— PROMPT —
Reproduce the records below with each "row-label" swapped for "category-label" and nothing else changed.

— AVAILABLE DATA —
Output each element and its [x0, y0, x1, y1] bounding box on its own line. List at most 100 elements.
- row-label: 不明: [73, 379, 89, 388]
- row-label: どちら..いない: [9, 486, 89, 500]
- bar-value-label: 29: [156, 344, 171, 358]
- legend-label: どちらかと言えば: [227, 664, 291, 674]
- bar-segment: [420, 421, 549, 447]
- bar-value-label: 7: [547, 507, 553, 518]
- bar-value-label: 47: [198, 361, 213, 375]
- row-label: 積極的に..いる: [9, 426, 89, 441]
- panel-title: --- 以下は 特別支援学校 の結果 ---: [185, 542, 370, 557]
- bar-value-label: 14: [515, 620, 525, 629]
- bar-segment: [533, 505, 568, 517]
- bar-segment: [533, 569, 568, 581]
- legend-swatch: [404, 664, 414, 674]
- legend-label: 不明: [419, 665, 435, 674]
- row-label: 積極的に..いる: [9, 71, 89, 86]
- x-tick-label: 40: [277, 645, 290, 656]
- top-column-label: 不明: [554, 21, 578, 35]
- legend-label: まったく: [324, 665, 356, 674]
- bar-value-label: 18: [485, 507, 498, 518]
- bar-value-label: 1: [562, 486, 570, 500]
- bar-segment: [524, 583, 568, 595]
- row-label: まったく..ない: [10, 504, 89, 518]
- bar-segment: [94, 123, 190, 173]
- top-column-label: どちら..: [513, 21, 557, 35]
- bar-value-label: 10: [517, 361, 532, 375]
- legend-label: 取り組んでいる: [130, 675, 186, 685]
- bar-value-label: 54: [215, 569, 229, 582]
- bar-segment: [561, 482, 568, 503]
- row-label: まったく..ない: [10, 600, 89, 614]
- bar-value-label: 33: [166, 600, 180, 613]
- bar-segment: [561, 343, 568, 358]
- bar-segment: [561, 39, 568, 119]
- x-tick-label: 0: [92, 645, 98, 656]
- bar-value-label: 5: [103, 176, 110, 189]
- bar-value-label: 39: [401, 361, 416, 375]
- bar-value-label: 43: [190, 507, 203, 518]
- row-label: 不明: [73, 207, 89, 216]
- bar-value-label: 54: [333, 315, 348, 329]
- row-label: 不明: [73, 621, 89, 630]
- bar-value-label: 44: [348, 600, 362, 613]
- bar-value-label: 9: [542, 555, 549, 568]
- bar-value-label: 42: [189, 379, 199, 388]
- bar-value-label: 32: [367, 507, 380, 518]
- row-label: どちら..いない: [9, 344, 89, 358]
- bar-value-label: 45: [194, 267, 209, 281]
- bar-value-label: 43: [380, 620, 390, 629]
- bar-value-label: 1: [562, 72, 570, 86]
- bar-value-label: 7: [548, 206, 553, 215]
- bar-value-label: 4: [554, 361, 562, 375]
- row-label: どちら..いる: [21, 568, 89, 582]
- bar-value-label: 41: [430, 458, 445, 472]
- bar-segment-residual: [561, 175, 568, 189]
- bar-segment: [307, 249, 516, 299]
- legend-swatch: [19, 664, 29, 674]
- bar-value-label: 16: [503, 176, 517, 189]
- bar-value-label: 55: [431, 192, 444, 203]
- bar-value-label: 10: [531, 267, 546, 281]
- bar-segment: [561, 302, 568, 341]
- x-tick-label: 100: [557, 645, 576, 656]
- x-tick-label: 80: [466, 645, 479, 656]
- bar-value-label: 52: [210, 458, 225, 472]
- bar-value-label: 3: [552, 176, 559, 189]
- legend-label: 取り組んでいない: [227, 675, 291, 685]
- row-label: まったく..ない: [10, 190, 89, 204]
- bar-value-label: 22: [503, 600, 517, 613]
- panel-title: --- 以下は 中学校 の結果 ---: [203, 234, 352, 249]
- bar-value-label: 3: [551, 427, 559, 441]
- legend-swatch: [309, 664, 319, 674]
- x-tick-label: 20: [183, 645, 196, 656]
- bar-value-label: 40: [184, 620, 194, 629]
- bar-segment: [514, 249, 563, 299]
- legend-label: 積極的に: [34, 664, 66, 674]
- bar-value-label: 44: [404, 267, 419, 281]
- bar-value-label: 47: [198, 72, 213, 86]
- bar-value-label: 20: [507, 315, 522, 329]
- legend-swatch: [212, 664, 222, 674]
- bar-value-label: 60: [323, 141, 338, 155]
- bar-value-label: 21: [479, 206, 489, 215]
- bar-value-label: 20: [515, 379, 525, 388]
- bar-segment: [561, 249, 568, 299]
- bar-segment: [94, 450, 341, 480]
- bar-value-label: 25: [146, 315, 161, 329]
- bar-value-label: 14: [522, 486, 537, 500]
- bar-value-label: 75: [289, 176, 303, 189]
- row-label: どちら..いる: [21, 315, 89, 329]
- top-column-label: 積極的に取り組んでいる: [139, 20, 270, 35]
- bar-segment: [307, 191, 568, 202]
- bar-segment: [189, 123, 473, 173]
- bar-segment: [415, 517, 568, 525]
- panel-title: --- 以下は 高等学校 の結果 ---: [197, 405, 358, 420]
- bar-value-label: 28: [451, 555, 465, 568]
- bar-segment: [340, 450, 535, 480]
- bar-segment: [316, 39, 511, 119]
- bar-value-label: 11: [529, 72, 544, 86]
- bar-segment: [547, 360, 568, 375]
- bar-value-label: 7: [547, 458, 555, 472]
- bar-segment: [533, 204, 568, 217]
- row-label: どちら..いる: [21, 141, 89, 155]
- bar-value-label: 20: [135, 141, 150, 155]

— EXERCISE ANSWER —
Output each element and its [x0, y0, x1, y1] bounding box on its own line. List at most 100 elements.
- category-label: 不明: [73, 379, 89, 388]
- category-label: どちら..いない: [9, 486, 89, 500]
- bar-value-label: 29: [156, 344, 171, 358]
- legend-label: どちらかと言えば: [227, 664, 291, 674]
- bar-segment: [420, 421, 549, 447]
- bar-value-label: 7: [547, 507, 553, 518]
- bar-value-label: 47: [198, 361, 213, 375]
- category-label: 積極的に..いる: [9, 426, 89, 441]
- panel-title: --- 以下は 特別支援学校 の結果 ---: [185, 542, 370, 557]
- bar-value-label: 14: [515, 620, 525, 629]
- bar-segment: [533, 505, 568, 517]
- bar-segment: [533, 569, 568, 581]
- legend-swatch: [404, 664, 414, 674]
- legend-label: 不明: [419, 665, 435, 674]
- category-label: 積極的に..いる: [9, 71, 89, 86]
- x-tick-label: 40: [277, 645, 290, 656]
- top-column-label: 不明: [554, 21, 578, 35]
- legend-label: まったく: [324, 665, 356, 674]
- bar-value-label: 18: [485, 507, 498, 518]
- bar-value-label: 1: [562, 486, 570, 500]
- bar-segment: [524, 583, 568, 595]
- category-label: まったく..ない: [10, 504, 89, 518]
- bar-segment: [94, 123, 190, 173]
- top-column-label: どちら..: [513, 21, 557, 35]
- bar-value-label: 10: [517, 361, 532, 375]
- legend-label: 取り組んでいる: [130, 675, 186, 685]
- bar-value-label: 54: [215, 569, 229, 582]
- bar-segment: [561, 482, 568, 503]
- category-label: まったく..ない: [10, 600, 89, 614]
- bar-value-label: 33: [166, 600, 180, 613]
- bar-segment: [561, 343, 568, 358]
- bar-segment: [561, 39, 568, 119]
- x-tick-label: 0: [92, 645, 98, 656]
- bar-value-label: 5: [103, 176, 110, 189]
- bar-value-label: 39: [401, 361, 416, 375]
- bar-value-label: 43: [190, 507, 203, 518]
- category-label: 不明: [73, 207, 89, 216]
- bar-value-label: 54: [333, 315, 348, 329]
- category-label: 不明: [73, 621, 89, 630]
- bar-value-label: 44: [348, 600, 362, 613]
- bar-value-label: 9: [542, 555, 549, 568]
- bar-value-label: 42: [189, 379, 199, 388]
- bar-value-label: 32: [367, 507, 380, 518]
- category-label: どちら..いない: [9, 344, 89, 358]
- bar-value-label: 45: [194, 267, 209, 281]
- bar-value-label: 43: [380, 620, 390, 629]
- bar-value-label: 1: [562, 72, 570, 86]
- bar-value-label: 7: [548, 206, 553, 215]
- bar-value-label: 4: [554, 361, 562, 375]
- category-label: どちら..いる: [21, 568, 89, 582]
- bar-value-label: 41: [430, 458, 445, 472]
- bar-segment-residual: [561, 175, 568, 189]
- bar-segment: [307, 249, 516, 299]
- legend-swatch: [19, 664, 29, 674]
- bar-value-label: 16: [503, 176, 517, 189]
- bar-value-label: 55: [431, 192, 444, 203]
- bar-value-label: 10: [531, 267, 546, 281]
- bar-segment: [561, 302, 568, 341]
- x-tick-label: 100: [557, 645, 576, 656]
- x-tick-label: 80: [466, 645, 479, 656]
- bar-value-label: 52: [210, 458, 225, 472]
- bar-value-label: 3: [552, 176, 559, 189]
- legend-label: 取り組んでいない: [227, 675, 291, 685]
- category-label: まったく..ない: [10, 190, 89, 204]
- bar-value-label: 22: [503, 600, 517, 613]
- panel-title: --- 以下は 中学校 の結果 ---: [203, 234, 352, 249]
- bar-value-label: 3: [551, 427, 559, 441]
- legend-swatch: [309, 664, 319, 674]
- x-tick-label: 20: [183, 645, 196, 656]
- bar-value-label: 40: [184, 620, 194, 629]
- bar-segment: [514, 249, 563, 299]
- legend-label: 積極的に: [34, 664, 66, 674]
- bar-value-label: 44: [404, 267, 419, 281]
- bar-value-label: 47: [198, 72, 213, 86]
- bar-value-label: 20: [507, 315, 522, 329]
- legend-swatch: [212, 664, 222, 674]
- bar-value-label: 60: [323, 141, 338, 155]
- bar-value-label: 21: [479, 206, 489, 215]
- bar-value-label: 20: [515, 379, 525, 388]
- bar-segment: [561, 249, 568, 299]
- bar-segment: [94, 450, 341, 480]
- bar-value-label: 25: [146, 315, 161, 329]
- bar-value-label: 14: [522, 486, 537, 500]
- bar-value-label: 75: [289, 176, 303, 189]
- category-label: どちら..いる: [21, 315, 89, 329]
- top-column-label: 積極的に取り組んでいる: [139, 20, 270, 35]
- bar-segment: [307, 191, 568, 202]
- bar-segment: [189, 123, 473, 173]
- bar-segment: [415, 517, 568, 525]
- panel-title: --- 以下は 高等学校 の結果 ---: [197, 405, 358, 420]
- bar-value-label: 28: [451, 555, 465, 568]
- bar-segment: [340, 450, 535, 480]
- bar-segment: [316, 39, 511, 119]
- bar-value-label: 11: [529, 72, 544, 86]
- bar-segment: [547, 360, 568, 375]
- bar-value-label: 7: [547, 458, 555, 472]
- bar-segment: [533, 204, 568, 217]
- category-label: どちら..いる: [21, 141, 89, 155]
- bar-value-label: 20: [135, 141, 150, 155]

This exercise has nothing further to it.